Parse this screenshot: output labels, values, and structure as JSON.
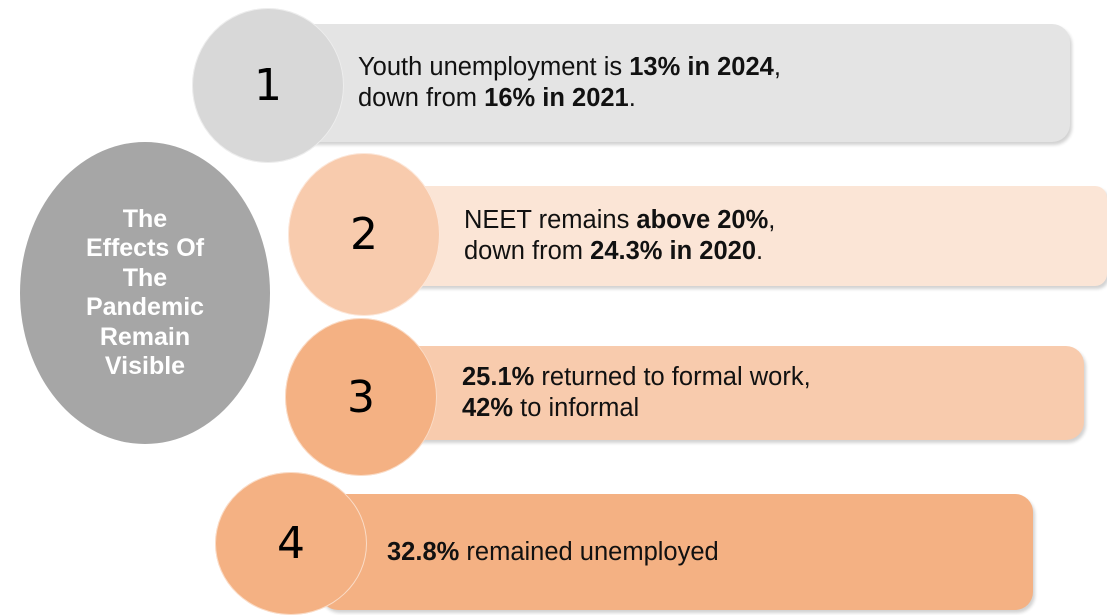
{
  "center": {
    "title_lines": [
      "The",
      "Effects Of",
      "The",
      "Pandemic",
      "Remain",
      "Visible"
    ],
    "color": "#a6a6a6"
  },
  "items": [
    {
      "number": "1",
      "line1": [
        {
          "t": "Youth unemployment is ",
          "b": false
        },
        {
          "t": "13% in 2024",
          "b": true
        },
        {
          "t": ",",
          "b": false
        }
      ],
      "line2": [
        {
          "t": "down from ",
          "b": false
        },
        {
          "t": "16% in 2021",
          "b": true
        },
        {
          "t": ".",
          "b": false
        }
      ],
      "bar_color": "#e4e4e4",
      "circle_color": "#d8d8d8"
    },
    {
      "number": "2",
      "line1": [
        {
          "t": "NEET remains ",
          "b": false
        },
        {
          "t": "above 20%",
          "b": true
        },
        {
          "t": ",",
          "b": false
        }
      ],
      "line2": [
        {
          "t": "down from ",
          "b": false
        },
        {
          "t": "24.3% in 2020",
          "b": true
        },
        {
          "t": ".",
          "b": false
        }
      ],
      "bar_color": "#fbe5d6",
      "circle_color": "#f8cbad"
    },
    {
      "number": "3",
      "line1": [
        {
          "t": "25.1%",
          "b": true
        },
        {
          "t": " returned to formal work,",
          "b": false
        }
      ],
      "line2": [
        {
          "t": "42%",
          "b": true
        },
        {
          "t": " to informal",
          "b": false
        }
      ],
      "bar_color": "#f8cbad",
      "circle_color": "#f4b183"
    },
    {
      "number": "4",
      "line1": [
        {
          "t": "32.8%",
          "b": true
        },
        {
          "t": " remained unemployed",
          "b": false
        }
      ],
      "line2": [],
      "bar_color": "#f4b183",
      "circle_color": "#f4b183"
    }
  ]
}
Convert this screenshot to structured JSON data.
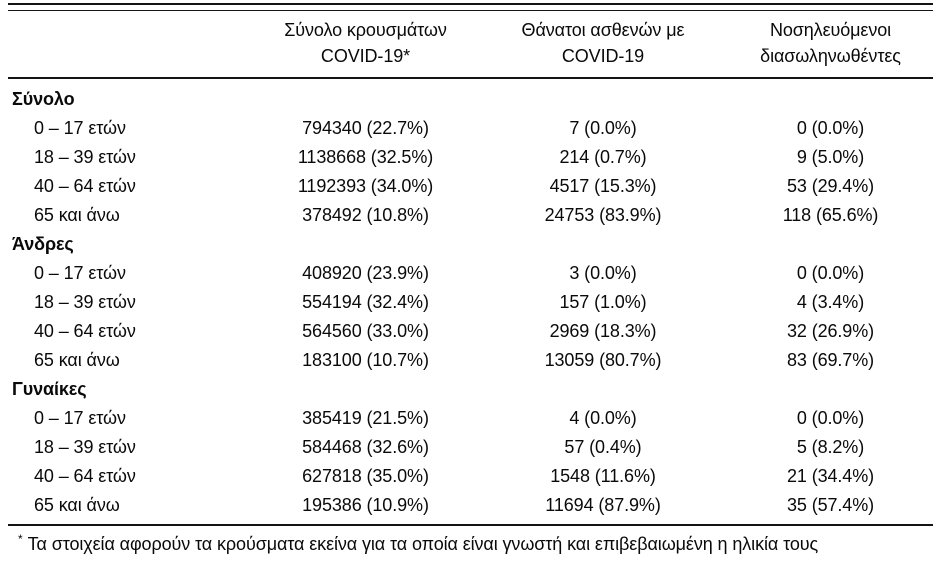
{
  "table": {
    "header": {
      "cases": {
        "line1": "Σύνολο κρουσμάτων",
        "line2": "COVID-19*"
      },
      "deaths": {
        "line1": "Θάνατοι ασθενών με",
        "line2": "COVID-19"
      },
      "intubated": {
        "line1": "Νοσηλευόμενοι",
        "line2": "διασωληνωθέντες"
      }
    },
    "sections": [
      {
        "title": "Σύνολο",
        "rows": [
          {
            "label": "0 – 17 ετών",
            "cases": "794340 (22.7%)",
            "deaths": "7 (0.0%)",
            "intubated": "0 (0.0%)"
          },
          {
            "label": "18 – 39 ετών",
            "cases": "1138668 (32.5%)",
            "deaths": "214 (0.7%)",
            "intubated": "9 (5.0%)"
          },
          {
            "label": "40 – 64 ετών",
            "cases": "1192393 (34.0%)",
            "deaths": "4517 (15.3%)",
            "intubated": "53 (29.4%)"
          },
          {
            "label": "65 και άνω",
            "cases": "378492 (10.8%)",
            "deaths": "24753 (83.9%)",
            "intubated": "118 (65.6%)"
          }
        ]
      },
      {
        "title": "Άνδρες",
        "rows": [
          {
            "label": "0 – 17 ετών",
            "cases": "408920 (23.9%)",
            "deaths": "3 (0.0%)",
            "intubated": "0 (0.0%)"
          },
          {
            "label": "18 – 39 ετών",
            "cases": "554194 (32.4%)",
            "deaths": "157 (1.0%)",
            "intubated": "4 (3.4%)"
          },
          {
            "label": "40 – 64 ετών",
            "cases": "564560 (33.0%)",
            "deaths": "2969 (18.3%)",
            "intubated": "32 (26.9%)"
          },
          {
            "label": "65 και άνω",
            "cases": "183100 (10.7%)",
            "deaths": "13059 (80.7%)",
            "intubated": "83 (69.7%)"
          }
        ]
      },
      {
        "title": "Γυναίκες",
        "rows": [
          {
            "label": "0 – 17 ετών",
            "cases": "385419 (21.5%)",
            "deaths": "4 (0.0%)",
            "intubated": "0 (0.0%)"
          },
          {
            "label": "18 – 39 ετών",
            "cases": "584468 (32.6%)",
            "deaths": "57 (0.4%)",
            "intubated": "5 (8.2%)"
          },
          {
            "label": "40 – 64 ετών",
            "cases": "627818 (35.0%)",
            "deaths": "1548 (11.6%)",
            "intubated": "21 (34.4%)"
          },
          {
            "label": "65 και άνω",
            "cases": "195386 (10.9%)",
            "deaths": "11694 (87.9%)",
            "intubated": "35 (57.4%)"
          }
        ]
      }
    ],
    "footnote": {
      "marker": "*",
      "text": "Τα στοιχεία αφορούν τα κρούσματα εκείνα για τα οποία είναι γνωστή και επιβεβαιωμένη η ηλικία τους"
    }
  }
}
◆ ◆ ◆ ◆ ◆ ◆ ◆
▶ **PROBLEM DESCRIPTION**
Copy out every line holding the string "JSON".

▶ **CORRECT ANSWER**
Parse this screenshot: output labels, values, and structure as JSON.
Convert this screenshot to structured JSON data.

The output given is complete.